§ Task brief
Look through the listing and locate every line containing the word "diagram"; copy those lines.

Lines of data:
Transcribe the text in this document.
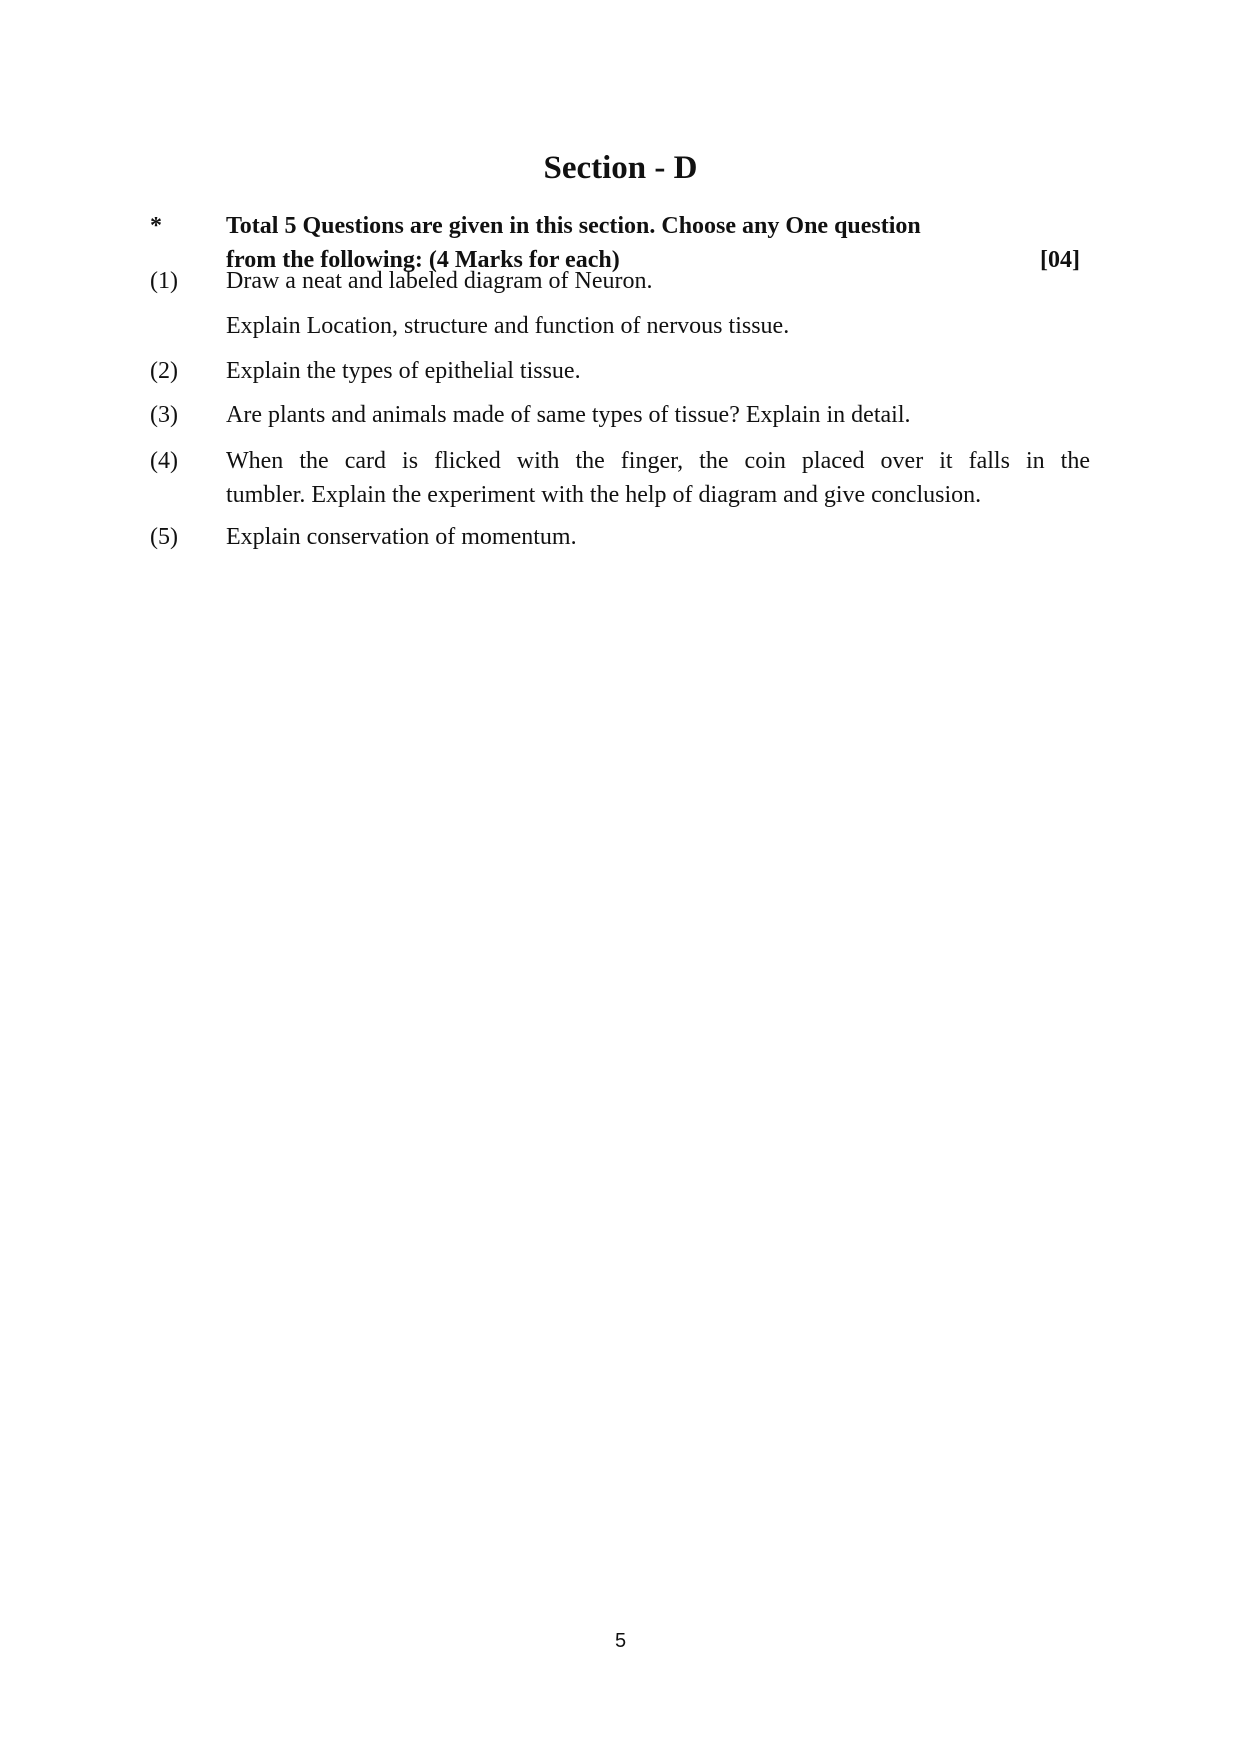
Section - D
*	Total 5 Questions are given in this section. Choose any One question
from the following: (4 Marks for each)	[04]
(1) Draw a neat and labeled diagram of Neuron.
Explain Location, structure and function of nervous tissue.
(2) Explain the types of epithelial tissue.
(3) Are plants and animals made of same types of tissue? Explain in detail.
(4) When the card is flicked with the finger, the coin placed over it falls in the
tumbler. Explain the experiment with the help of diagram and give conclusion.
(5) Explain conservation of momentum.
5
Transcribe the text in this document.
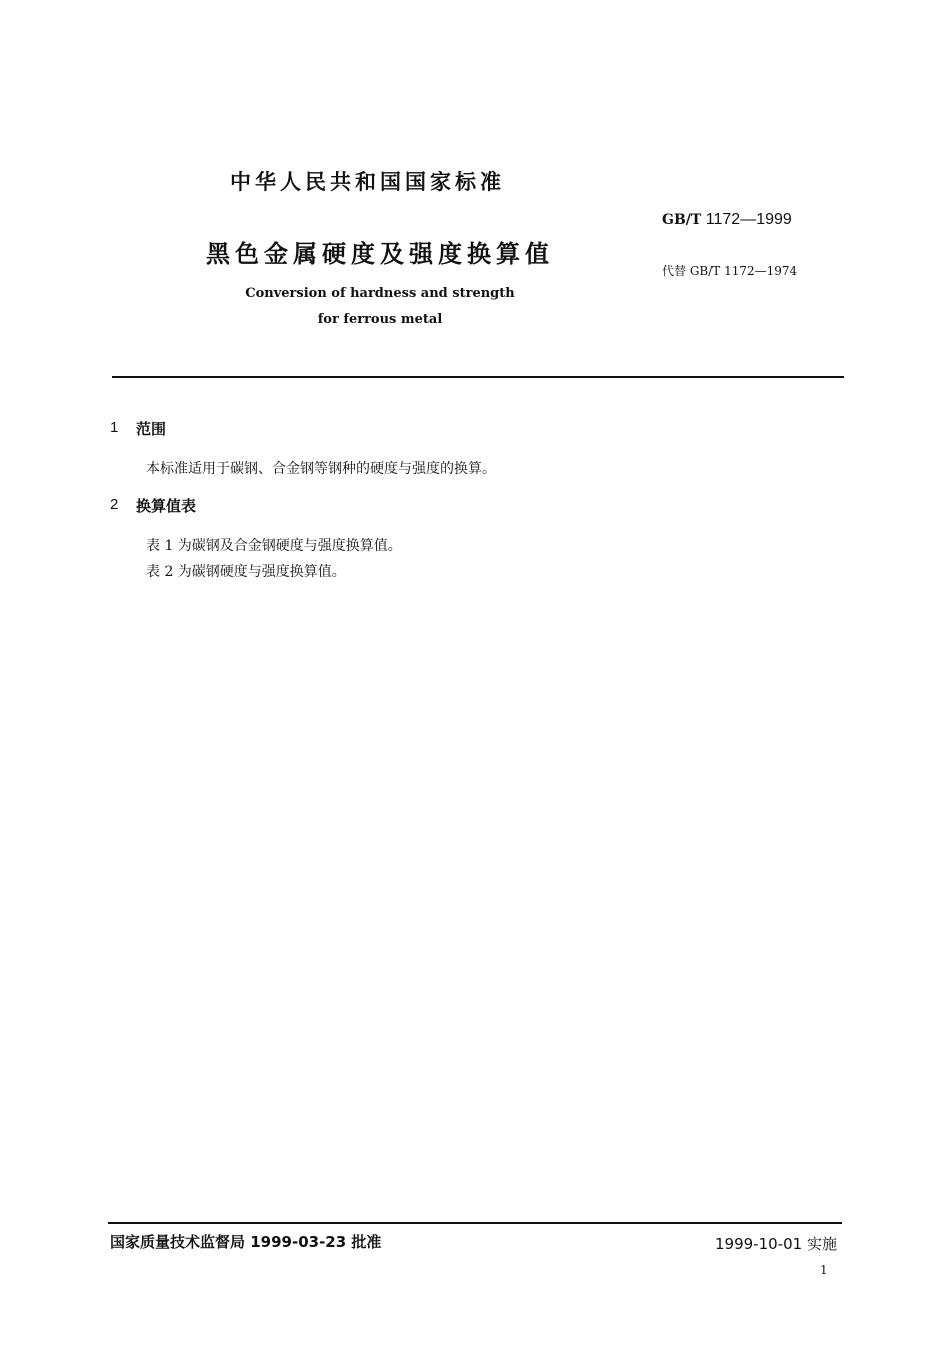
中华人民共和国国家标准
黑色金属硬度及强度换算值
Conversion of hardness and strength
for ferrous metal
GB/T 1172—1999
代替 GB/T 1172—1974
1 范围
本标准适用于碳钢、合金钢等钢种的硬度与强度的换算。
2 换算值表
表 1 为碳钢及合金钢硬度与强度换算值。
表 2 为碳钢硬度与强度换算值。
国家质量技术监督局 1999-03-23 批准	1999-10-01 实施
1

§ Response
(1) Draw a neat and labeled diagram of Neuron.
tumbler. Explain the experiment with the help of diagram and give conclusion.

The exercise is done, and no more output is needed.